**YOUR GOAL:** What follows is a set of records, each of which is to be written out exactly.
### PROVIDED MATERIAL ###
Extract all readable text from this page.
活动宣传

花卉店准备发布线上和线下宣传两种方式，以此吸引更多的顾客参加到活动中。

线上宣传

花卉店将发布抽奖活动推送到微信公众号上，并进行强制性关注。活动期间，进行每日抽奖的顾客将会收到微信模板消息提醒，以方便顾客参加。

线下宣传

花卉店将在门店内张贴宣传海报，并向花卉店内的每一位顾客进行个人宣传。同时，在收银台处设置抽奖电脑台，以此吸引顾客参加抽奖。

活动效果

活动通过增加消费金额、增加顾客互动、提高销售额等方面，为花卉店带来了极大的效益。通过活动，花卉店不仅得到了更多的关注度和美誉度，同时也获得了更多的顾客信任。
###
**FULL OUTPUT:**
Extract all readable text from this page.
活动宣传

花卉店准备发布线上和线下宣传两种方式，以此吸引更多的顾客参加到活动中。

线上宣传

花卉店将发布抽奖活动推送到微信公众号上，并进行强制性关注。活动期间，进行每日抽奖的顾客将会收到微信模板消息提醒，以方便顾客参加。

线下宣传

花卉店将在门店内张贴宣传海报，并向花卉店内的每一位顾客进行个人宣传。同时，在收银台处设置抽奖电脑台，以此吸引顾客参加抽奖。

活动效果

活动通过增加消费金额、增加顾客互动、提高销售额等方面，为花卉店带来了极大的效益。通过活动，花卉店不仅得到了更多的关注度和美誉度，同时也获得了更多的顾客信任。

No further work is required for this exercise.